- _What to produce_
Return each line of the records holding the string "dotted".

- _Records that describe figures_
┏━━

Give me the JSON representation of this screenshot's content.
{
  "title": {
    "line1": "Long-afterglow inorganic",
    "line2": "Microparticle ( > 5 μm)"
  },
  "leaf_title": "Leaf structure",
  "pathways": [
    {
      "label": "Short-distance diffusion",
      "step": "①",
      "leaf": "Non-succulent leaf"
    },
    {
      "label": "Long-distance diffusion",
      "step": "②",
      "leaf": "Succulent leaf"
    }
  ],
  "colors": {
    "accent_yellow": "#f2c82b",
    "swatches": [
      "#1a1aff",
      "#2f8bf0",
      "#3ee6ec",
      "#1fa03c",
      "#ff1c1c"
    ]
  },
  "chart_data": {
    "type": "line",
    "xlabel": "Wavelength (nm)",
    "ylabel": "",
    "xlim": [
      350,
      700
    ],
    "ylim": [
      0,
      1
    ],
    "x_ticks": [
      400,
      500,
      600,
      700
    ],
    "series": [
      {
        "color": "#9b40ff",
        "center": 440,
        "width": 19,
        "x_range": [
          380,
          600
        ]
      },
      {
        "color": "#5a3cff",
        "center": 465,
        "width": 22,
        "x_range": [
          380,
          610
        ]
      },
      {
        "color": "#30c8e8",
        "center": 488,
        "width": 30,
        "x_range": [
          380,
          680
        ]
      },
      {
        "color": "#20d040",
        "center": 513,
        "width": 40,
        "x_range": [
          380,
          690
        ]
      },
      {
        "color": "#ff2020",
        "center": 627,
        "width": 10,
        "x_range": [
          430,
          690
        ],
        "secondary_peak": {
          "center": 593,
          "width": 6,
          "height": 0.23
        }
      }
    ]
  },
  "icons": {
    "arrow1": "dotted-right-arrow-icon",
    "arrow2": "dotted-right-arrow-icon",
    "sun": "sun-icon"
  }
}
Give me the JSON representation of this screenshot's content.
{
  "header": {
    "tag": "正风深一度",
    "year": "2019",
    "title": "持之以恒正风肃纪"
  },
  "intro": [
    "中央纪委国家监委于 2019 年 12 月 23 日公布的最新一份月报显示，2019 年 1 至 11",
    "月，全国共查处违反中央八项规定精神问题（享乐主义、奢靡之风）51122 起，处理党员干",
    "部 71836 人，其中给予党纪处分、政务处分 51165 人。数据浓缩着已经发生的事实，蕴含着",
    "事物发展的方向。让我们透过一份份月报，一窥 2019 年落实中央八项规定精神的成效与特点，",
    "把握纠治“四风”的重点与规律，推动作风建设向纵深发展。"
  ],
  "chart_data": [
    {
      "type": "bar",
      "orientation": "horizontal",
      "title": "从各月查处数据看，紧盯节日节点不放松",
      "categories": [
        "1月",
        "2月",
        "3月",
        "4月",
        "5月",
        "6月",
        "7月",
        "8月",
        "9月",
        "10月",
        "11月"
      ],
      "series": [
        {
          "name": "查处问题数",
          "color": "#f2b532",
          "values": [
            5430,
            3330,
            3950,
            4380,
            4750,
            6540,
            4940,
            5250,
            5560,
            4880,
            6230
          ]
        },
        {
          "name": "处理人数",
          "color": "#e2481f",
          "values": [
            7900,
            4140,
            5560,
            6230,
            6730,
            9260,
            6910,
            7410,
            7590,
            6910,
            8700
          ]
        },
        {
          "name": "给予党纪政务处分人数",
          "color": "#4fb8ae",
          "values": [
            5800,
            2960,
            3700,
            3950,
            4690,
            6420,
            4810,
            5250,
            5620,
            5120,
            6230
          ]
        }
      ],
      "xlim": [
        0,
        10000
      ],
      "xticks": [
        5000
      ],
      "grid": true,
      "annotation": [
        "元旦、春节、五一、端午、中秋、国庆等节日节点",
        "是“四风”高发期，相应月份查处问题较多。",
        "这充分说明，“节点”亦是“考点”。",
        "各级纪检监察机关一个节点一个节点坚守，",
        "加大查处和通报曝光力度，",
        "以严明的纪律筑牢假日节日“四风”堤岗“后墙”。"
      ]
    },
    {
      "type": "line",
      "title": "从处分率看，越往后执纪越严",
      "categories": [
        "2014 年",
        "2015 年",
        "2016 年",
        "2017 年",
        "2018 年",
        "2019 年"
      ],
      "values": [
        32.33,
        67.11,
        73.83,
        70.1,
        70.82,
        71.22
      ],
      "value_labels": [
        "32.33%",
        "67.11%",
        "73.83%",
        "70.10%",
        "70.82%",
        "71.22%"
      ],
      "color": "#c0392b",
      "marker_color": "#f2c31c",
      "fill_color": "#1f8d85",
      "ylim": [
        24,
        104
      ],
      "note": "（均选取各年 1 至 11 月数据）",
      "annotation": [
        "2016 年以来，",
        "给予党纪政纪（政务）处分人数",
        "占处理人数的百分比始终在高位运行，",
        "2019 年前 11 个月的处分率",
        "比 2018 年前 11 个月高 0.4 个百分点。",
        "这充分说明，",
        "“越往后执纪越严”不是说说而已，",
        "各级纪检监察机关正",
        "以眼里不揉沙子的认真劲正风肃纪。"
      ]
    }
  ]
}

┗━━

- _Written reply_
    "arrow1": "dotted-right-arrow-icon",
    "arrow2": "dotted-right-arrow-icon",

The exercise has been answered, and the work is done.